═══ Excerpted data
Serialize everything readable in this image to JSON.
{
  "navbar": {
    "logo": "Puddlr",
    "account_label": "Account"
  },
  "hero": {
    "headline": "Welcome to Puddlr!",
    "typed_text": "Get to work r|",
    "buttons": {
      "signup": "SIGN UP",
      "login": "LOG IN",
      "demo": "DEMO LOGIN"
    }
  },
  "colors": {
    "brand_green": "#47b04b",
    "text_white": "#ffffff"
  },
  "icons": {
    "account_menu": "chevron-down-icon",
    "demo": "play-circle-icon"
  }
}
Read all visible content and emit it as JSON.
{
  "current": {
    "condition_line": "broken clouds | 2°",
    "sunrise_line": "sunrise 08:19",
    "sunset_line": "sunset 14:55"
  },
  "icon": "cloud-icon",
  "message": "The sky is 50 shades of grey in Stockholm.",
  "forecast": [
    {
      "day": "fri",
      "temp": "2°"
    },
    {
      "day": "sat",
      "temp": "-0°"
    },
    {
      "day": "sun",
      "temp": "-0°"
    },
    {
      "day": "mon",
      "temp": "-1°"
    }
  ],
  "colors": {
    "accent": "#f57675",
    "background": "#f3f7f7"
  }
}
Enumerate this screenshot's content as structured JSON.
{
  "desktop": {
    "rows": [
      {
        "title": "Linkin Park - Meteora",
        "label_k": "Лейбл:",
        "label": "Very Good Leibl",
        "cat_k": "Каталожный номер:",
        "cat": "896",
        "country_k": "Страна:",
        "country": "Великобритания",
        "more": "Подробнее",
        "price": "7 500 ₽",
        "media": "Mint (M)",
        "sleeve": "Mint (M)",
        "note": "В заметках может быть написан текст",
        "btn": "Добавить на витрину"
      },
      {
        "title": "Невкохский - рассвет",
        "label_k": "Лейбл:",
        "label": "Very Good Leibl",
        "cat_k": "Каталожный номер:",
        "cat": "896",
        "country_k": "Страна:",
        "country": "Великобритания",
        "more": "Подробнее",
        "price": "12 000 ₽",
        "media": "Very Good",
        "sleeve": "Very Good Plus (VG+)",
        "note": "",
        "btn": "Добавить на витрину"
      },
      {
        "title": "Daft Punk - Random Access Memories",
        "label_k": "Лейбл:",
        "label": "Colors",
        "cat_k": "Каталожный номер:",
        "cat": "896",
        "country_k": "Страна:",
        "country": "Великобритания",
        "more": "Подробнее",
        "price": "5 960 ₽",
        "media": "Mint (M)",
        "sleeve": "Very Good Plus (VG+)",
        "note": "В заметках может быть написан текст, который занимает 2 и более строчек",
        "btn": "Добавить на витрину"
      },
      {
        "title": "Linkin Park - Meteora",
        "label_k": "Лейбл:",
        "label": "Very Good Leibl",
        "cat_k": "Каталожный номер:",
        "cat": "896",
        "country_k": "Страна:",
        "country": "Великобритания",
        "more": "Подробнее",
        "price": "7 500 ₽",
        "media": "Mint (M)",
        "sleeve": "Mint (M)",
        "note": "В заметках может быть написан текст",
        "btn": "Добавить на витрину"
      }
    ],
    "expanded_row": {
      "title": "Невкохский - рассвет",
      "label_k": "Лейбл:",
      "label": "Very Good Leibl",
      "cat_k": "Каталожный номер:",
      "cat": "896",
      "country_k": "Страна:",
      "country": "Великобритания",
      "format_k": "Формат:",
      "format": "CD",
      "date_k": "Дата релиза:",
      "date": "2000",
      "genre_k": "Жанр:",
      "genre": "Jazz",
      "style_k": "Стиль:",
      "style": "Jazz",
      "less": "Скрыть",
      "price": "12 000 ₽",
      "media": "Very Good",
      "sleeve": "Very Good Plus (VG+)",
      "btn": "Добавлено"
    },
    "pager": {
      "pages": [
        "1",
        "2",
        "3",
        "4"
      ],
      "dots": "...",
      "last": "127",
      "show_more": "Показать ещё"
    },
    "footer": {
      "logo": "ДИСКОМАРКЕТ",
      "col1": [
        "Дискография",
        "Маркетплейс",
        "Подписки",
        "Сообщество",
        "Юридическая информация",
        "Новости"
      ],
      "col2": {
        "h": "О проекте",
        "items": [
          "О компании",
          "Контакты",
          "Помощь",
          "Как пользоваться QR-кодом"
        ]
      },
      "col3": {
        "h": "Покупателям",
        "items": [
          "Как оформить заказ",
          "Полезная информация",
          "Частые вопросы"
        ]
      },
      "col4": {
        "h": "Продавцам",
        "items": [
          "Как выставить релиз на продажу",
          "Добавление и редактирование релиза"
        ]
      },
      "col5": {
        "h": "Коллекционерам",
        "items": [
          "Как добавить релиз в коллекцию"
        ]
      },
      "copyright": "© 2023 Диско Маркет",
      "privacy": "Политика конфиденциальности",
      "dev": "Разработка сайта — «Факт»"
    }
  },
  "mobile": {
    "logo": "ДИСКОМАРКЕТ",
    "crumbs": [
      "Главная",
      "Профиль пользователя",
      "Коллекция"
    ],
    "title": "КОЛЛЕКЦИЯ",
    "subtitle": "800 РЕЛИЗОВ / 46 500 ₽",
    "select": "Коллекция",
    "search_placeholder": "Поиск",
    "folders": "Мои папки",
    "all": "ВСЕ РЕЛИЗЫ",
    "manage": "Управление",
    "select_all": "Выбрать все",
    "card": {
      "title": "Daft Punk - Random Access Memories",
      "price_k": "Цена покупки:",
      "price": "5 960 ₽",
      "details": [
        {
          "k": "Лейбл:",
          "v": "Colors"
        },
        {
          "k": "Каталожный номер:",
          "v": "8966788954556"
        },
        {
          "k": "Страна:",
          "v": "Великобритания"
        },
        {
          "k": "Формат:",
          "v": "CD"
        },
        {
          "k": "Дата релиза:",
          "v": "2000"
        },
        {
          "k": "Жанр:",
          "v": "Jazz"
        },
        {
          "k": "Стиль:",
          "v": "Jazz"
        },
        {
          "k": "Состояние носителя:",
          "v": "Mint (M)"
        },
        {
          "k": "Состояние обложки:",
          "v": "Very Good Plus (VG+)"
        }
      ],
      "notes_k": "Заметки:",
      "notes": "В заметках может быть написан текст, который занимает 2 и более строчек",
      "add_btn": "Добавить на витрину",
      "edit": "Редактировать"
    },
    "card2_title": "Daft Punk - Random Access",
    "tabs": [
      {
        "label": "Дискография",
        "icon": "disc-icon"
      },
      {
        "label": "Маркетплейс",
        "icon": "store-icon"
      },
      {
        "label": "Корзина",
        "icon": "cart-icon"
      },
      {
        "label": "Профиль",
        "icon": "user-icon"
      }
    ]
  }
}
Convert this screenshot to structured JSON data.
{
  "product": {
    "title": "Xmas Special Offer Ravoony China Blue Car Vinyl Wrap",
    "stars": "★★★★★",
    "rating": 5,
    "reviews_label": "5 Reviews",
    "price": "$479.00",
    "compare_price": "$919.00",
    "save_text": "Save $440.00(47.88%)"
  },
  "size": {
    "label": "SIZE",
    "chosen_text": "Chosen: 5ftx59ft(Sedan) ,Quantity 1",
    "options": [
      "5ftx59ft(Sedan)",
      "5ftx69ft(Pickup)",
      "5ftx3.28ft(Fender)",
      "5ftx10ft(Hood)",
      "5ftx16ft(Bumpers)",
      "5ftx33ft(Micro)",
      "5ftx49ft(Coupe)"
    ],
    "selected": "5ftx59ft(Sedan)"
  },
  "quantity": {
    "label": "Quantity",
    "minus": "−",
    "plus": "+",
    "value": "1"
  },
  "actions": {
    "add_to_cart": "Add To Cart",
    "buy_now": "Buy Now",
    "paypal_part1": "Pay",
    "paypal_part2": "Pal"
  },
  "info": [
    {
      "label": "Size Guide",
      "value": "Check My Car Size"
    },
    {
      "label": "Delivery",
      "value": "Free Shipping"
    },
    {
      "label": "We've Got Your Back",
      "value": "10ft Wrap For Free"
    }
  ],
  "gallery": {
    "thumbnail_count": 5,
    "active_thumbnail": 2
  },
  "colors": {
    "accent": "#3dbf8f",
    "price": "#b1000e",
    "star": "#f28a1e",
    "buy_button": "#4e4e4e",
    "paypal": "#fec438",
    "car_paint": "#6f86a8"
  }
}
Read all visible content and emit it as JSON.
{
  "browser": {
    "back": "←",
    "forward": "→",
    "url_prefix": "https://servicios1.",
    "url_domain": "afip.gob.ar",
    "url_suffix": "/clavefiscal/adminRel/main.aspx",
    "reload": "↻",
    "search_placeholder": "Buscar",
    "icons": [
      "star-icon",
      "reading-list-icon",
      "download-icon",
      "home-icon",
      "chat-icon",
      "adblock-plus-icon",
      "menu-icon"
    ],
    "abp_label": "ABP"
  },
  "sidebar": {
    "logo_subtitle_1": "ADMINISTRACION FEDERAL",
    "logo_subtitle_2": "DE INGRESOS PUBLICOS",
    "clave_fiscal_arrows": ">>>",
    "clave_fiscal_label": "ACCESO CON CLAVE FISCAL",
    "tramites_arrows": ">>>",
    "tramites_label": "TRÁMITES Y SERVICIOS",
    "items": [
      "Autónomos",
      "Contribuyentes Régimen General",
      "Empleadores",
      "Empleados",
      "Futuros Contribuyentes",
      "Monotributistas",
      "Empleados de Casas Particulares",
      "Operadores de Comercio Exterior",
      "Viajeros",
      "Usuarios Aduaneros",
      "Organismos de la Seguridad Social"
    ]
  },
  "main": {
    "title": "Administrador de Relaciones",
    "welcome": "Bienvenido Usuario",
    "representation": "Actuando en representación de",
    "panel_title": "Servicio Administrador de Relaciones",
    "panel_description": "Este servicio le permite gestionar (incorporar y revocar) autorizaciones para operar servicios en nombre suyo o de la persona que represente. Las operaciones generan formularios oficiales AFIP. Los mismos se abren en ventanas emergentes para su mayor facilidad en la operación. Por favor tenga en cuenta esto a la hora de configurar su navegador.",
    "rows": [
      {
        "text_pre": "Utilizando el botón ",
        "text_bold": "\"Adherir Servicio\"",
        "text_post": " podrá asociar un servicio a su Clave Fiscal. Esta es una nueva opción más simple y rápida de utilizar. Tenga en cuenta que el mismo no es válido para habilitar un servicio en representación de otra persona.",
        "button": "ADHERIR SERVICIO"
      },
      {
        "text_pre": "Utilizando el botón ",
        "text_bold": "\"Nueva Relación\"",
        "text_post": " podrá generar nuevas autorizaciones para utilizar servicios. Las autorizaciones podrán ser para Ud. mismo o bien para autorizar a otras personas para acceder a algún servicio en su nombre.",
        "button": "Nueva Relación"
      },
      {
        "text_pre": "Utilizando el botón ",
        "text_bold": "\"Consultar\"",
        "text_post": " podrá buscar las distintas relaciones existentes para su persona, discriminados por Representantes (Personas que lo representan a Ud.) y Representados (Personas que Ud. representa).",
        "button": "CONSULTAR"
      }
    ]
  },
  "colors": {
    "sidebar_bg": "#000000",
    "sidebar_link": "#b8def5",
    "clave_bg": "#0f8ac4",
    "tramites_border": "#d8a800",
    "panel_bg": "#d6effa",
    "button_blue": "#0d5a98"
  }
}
══════
Scan the data above and copy every line with "информация" in it.

        "Юридическая информация",
          "Полезная информация",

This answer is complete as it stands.